## [ENUNCIADO DA TAREFA]
Responda com base no trecho sobre a inspetora do trabalho:
(a) Para onde as trabalhadoras foram empurradas a cada visita da inspetora?
(b) Em que dia da semana a inspetora foi à fábrica pela segunda vez?
(c) Qual é hoje a distância mínima entre o West End e Brixton e Balham, e quanto tempo leva de automóvel?

## [TRECHO EXTRAÍDO]
::::::::::

Entretanto eu encontrei a mesma situação. As salas de trabalho
estavam outra vez vazias.
Ao anoitecer eu retornei a Brixton e Balham e encontrei as
trabalhadoras em casa e elas me contaram, com excitação, como elas tinham sido
empurradas para dentro de um banheiro da casa do empregador – que ficava anexa à
fábrica – em cada uma das minhas visitas.
Assim, eu tive o conforto de ouvir que minhas atividades haviam
desorganizado completamente o dia de trabalho e as declarações resultaram num bem
sucedido processo”.
( MARTINDELE H., 1944, From one generation to another, pg 75,
George Allen and Unwin, London, citado em Women of Courage, SUSAN YEANDLE,
Health & Safety Executive, 1993, pg 14 )
Agora cumpre analisar a fiscalização realizada por essa notável
inspetora do trabalho.
Ela se dirigiu a fábrica uma primeira vez, coletou nomes e
endereços das empregadas, examinando documentação.
Dirigiu-se a fábrica uma segunda vez, no domingo, não se
contentando com as anotações de “ponto”, queria dar o flagrante.
Examinou com atenção o ambiente de trabalho, viu detalhes
como : “janelas abertas e coberturas colocadas às pressas”. ( Olhos de inspetor ).
Pegou um “hansom cab”, ou seja, um fiacre ou cabriolé em que o
cocheiro viaja atrás do passageiro. Era 1903, os taxis eram puxados a cavalo. Foi do
West End à Brixton e Balham, distritos de Londres, onde moravam as trabalhadoras. A
distância mínima do deslocamento é, hoje, sete milhas e meia, leva-se de automóvel
cerca de vinte e seis minutos. Em cabriolé, mesmo sem trânsito intenso, deveria
demorar quanto?

::::::::::

Dados de análise de layout de documentos
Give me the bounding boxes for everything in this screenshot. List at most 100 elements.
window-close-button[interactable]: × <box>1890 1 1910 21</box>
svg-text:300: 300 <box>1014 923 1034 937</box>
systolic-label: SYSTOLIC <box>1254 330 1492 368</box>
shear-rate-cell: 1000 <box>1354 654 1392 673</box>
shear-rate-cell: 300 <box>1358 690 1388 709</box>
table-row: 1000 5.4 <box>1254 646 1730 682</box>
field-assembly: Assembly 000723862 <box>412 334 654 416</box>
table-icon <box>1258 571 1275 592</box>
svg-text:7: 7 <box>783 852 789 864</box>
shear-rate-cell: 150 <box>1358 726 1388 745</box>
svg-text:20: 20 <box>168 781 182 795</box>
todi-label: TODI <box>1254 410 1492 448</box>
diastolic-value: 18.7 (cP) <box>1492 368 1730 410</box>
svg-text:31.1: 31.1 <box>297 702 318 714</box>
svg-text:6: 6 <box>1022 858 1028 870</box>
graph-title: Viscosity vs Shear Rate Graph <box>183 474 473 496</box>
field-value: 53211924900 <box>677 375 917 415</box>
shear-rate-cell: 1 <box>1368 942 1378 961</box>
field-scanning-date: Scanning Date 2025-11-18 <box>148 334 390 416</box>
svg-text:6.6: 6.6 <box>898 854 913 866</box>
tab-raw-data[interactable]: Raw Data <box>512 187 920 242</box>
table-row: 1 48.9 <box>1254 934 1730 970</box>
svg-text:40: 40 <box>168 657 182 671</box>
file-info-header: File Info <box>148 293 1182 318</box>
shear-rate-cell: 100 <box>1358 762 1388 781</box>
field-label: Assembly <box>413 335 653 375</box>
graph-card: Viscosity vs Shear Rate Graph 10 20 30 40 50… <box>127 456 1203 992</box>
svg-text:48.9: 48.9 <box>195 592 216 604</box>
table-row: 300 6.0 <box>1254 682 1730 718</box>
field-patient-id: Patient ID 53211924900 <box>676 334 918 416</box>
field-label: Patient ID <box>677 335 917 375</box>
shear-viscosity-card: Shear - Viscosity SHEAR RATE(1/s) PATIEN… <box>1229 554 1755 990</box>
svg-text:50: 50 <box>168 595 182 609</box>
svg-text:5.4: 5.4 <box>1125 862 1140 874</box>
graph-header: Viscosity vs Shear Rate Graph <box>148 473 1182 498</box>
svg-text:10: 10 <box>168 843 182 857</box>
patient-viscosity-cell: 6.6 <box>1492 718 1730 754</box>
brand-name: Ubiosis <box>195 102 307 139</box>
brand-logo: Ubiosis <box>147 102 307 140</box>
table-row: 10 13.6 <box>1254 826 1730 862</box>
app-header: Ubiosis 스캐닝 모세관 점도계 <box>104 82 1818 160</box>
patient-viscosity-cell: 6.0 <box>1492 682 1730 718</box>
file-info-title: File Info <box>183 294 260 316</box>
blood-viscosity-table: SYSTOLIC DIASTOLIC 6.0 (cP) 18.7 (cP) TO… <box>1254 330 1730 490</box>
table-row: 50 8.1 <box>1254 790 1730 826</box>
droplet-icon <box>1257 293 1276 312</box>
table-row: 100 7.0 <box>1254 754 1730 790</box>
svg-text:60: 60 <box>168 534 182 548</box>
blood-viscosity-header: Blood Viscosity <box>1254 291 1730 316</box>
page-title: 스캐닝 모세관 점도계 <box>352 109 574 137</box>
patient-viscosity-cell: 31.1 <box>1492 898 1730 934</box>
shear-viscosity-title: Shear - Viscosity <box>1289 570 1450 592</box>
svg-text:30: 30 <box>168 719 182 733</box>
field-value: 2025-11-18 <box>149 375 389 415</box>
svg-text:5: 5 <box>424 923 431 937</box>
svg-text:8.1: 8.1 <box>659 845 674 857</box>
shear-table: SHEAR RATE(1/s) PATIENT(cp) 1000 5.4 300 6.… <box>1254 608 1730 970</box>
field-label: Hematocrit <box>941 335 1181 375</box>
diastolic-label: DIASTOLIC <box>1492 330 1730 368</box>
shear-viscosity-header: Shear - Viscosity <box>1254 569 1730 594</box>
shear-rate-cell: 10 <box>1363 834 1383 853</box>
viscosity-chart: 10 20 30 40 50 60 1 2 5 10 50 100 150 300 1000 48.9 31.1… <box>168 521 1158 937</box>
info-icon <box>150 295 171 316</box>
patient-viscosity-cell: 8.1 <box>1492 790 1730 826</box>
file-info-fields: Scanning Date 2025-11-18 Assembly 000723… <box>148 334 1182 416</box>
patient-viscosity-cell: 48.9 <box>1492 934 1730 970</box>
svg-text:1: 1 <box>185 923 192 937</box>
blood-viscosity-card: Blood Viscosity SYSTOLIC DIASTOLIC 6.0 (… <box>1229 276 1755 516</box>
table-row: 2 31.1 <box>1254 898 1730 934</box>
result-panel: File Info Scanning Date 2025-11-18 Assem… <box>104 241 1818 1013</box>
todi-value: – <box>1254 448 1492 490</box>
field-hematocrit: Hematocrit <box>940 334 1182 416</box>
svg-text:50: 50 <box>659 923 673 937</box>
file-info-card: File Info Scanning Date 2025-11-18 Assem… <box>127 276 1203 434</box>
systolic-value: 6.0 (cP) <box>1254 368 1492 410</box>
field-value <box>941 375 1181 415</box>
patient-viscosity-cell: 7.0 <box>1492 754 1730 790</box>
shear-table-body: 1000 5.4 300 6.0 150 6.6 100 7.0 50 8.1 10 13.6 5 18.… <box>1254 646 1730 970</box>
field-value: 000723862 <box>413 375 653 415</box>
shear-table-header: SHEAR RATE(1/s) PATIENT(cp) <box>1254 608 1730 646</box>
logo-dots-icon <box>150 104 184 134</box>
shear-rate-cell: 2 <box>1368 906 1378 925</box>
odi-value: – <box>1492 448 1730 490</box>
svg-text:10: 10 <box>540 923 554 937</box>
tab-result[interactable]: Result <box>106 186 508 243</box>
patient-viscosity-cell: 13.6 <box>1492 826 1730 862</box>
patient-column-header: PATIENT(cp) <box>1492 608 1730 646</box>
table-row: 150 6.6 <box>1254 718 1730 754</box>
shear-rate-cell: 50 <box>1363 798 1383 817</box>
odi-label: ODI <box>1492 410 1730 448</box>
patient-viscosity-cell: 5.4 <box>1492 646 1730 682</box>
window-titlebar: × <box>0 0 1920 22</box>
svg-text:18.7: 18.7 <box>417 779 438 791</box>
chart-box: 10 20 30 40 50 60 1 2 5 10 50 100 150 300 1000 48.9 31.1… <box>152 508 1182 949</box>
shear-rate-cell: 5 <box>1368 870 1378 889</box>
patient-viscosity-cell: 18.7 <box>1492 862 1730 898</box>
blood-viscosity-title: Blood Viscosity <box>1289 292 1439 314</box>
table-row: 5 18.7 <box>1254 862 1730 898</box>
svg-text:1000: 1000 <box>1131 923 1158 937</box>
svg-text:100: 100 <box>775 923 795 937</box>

::::::::::

## [RESPOSTA À TAREFA]
(a) Para dentro de um banheiro da casa do empregador, que ficava anexa à fábrica.
(b) No domingo.
(c) Sete milhas e meia, e cerca de vinte e seis minutos de automóvel.